* Passage for review *
+--
If you simply want to embed a resource in your application the implementing a filesystem would be overkill and you should use @Olaf's method.
If however you want data that you can program independently of your application; then you could simply reserve the necessary number of on-chip flash pages and either program those separately via JTAG or add support for loading and programming the flash pages to your application. Or for greater flexibility, you could add a file-system that uses a reserved number of flash pages - that would also require you to add to your application a means to download and write the data.
All flash pages on the STM32F1xx are of equal size, so it does not matter whether you use low or high memory pages, but using the upper pages is simpler because the reset vector where your code starts is in the low memory. To reserve the pages (prevent the compiler placing code in them), you simply reduce the default upper address in the project's memory map options (I am assuming you are using Keil ARM-MDK/uVision since you mentioned MicroLib).
+--
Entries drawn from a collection
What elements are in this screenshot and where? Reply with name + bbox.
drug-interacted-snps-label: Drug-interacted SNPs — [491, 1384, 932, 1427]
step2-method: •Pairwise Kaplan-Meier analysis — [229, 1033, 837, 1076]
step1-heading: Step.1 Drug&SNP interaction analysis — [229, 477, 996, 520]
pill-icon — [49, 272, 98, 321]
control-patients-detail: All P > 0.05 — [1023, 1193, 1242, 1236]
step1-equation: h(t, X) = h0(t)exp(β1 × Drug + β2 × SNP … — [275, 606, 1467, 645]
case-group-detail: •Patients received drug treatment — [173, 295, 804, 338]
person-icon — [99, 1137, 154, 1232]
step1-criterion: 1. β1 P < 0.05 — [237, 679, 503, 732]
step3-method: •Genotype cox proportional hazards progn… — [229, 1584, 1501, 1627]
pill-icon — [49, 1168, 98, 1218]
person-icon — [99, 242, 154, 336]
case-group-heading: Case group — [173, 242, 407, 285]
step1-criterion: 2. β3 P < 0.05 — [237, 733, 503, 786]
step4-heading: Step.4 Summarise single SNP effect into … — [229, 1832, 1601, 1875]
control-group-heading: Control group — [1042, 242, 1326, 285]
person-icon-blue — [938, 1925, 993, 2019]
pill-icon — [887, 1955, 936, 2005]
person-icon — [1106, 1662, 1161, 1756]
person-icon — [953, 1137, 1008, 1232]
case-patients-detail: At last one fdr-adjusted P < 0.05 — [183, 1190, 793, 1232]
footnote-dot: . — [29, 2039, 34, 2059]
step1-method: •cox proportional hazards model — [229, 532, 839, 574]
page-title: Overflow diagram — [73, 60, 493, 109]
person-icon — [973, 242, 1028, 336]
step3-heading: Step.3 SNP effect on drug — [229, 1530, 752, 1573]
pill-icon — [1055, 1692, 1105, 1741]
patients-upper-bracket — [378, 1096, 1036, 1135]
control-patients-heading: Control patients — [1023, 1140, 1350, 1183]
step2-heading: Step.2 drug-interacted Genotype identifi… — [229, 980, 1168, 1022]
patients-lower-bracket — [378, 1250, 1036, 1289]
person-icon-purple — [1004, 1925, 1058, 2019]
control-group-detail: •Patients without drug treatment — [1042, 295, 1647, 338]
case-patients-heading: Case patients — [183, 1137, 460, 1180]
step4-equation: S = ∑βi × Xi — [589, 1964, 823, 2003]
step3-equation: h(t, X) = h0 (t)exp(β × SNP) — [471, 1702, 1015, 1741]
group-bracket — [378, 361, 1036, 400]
+--
* Directions *
Please write what comes next in the passage on storing data in STM32F1xx flash pages, picking up after its final sentence.

* Response *
The both Keil's MicroLib or the its full featured library have support for I/O streams, but because the I/O capability of the target cannot be known in advance it requires what is known as retargetting. At it's simplest this is often implemented only for stdout/stdin streams, but you can implement file descriptors for any I/O device - however to perform file I/O you need a file-systems such as ELM FatFs or Yaffs for which you will still need to implement the low-level drivers for accessing the flash. If you use a file-system library; you do not actually have to hook in stdio via retargetting; you can access the library directly - I mentioned retargetting because you seem to have a somewhat loose grasp of how a stdio works.
The details of flash programming on the STM32F1xx are in a separate manual from the main reference, while the STM32 standard peripheral library includes low-level functions to support programming. Here you will find a serious gotcha not made clear elsewhere in ST's documentation; when you program or erase flash, it locks-out the address and data bus to the entire flash memory - since that is normally where the processor is also fetching instructions from, the entire core stalls for the duration of the operation, which can be as much as 40ms (it is worse on STM32F2xx at 800ms!); consequently writing to a flash page may mess up time critical operations.
If you want to use a filesystem on such a device; you may be better off using an SPI port to communicate with an SD card, or otherwise using off-chip non-volatile memory.